Collection entries
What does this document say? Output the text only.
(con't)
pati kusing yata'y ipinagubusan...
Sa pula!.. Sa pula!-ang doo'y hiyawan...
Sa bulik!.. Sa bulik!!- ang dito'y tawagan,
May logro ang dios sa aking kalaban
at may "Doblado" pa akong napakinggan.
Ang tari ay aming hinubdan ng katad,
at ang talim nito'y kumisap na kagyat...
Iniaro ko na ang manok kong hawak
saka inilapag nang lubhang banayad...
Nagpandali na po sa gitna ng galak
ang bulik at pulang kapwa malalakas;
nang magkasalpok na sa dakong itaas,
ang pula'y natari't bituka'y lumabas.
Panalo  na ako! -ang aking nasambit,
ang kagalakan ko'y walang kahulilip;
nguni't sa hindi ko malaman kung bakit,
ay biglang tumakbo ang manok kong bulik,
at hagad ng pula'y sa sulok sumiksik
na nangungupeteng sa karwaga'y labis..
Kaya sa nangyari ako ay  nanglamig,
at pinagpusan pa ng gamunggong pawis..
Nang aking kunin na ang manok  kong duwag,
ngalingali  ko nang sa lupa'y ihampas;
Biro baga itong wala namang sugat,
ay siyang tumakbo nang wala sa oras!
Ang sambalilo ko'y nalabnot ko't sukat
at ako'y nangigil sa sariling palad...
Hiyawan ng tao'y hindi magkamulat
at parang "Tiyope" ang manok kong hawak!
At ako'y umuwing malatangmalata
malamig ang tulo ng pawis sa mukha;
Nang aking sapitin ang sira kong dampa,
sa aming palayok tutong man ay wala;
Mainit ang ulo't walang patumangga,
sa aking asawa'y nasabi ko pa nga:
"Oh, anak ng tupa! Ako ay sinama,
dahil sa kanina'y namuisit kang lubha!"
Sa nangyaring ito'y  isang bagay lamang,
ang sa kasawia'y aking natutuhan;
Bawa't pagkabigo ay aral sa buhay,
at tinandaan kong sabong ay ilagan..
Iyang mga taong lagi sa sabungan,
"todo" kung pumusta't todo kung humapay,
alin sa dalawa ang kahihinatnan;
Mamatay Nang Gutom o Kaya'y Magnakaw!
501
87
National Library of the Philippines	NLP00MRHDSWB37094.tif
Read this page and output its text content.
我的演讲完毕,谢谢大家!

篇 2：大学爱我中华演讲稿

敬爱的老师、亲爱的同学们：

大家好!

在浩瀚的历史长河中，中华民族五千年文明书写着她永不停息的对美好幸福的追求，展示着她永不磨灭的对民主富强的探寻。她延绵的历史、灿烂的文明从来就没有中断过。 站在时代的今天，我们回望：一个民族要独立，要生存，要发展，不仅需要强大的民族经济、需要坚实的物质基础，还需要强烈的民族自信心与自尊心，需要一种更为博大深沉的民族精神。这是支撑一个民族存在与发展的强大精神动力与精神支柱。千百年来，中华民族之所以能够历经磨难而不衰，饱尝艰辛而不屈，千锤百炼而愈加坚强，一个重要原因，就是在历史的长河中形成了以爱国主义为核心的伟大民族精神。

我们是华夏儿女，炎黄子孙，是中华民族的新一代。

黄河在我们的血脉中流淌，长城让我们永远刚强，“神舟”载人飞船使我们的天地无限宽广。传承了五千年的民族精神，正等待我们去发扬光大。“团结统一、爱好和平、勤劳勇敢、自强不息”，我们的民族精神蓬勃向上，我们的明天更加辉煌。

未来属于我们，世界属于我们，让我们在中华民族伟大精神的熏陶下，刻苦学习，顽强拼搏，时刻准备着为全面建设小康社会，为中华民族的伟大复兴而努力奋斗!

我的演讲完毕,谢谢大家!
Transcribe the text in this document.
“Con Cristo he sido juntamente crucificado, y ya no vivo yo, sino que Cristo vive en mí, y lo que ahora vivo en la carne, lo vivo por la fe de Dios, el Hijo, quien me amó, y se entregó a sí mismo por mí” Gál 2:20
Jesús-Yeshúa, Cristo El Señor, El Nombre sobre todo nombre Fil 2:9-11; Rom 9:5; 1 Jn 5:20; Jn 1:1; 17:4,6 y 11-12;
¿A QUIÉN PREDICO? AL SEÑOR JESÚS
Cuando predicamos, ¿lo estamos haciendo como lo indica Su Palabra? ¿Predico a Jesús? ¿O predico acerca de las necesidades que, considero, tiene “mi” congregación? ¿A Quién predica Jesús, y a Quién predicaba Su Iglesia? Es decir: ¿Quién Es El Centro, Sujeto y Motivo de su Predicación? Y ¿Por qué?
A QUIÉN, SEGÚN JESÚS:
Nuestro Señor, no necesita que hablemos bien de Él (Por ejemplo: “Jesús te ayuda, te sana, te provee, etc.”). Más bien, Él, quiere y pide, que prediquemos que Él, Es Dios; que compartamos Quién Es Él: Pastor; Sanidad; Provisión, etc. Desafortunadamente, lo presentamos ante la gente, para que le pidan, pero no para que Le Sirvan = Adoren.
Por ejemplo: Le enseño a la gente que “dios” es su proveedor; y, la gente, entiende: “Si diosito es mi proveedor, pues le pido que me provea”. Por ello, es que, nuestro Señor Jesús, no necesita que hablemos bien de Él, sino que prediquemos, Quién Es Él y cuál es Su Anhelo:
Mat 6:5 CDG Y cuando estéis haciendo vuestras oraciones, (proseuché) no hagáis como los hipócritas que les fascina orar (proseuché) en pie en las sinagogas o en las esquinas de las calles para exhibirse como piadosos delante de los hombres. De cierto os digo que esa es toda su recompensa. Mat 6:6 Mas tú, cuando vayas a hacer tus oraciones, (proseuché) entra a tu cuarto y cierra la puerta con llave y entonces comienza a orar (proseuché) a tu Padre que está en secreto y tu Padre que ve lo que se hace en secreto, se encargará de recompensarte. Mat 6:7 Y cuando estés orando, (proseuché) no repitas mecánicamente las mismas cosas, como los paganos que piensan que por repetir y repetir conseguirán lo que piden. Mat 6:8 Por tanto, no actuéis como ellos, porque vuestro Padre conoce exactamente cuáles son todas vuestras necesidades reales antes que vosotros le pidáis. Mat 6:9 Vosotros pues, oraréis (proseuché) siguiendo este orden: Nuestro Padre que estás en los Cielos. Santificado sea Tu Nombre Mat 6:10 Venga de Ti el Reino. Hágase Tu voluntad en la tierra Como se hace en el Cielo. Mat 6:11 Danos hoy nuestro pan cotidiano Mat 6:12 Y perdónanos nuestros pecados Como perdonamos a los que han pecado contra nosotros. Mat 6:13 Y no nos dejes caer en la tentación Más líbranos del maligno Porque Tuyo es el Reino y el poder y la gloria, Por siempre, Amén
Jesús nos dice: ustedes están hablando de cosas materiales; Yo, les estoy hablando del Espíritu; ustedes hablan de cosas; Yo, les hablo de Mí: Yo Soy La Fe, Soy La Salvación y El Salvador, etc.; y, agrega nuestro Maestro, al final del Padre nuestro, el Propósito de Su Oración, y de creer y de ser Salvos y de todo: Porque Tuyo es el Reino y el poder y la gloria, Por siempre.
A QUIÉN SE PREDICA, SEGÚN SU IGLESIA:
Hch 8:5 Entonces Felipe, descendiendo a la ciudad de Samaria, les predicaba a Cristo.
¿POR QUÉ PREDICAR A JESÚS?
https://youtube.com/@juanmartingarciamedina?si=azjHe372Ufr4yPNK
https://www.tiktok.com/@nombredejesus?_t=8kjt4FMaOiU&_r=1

Task goal
In the entries above, find each line with the word "kung" and show it.

Exercise answer
nguni't sa hindi ko malaman kung bakit,
"todo" kung pumusta't todo kung humapay,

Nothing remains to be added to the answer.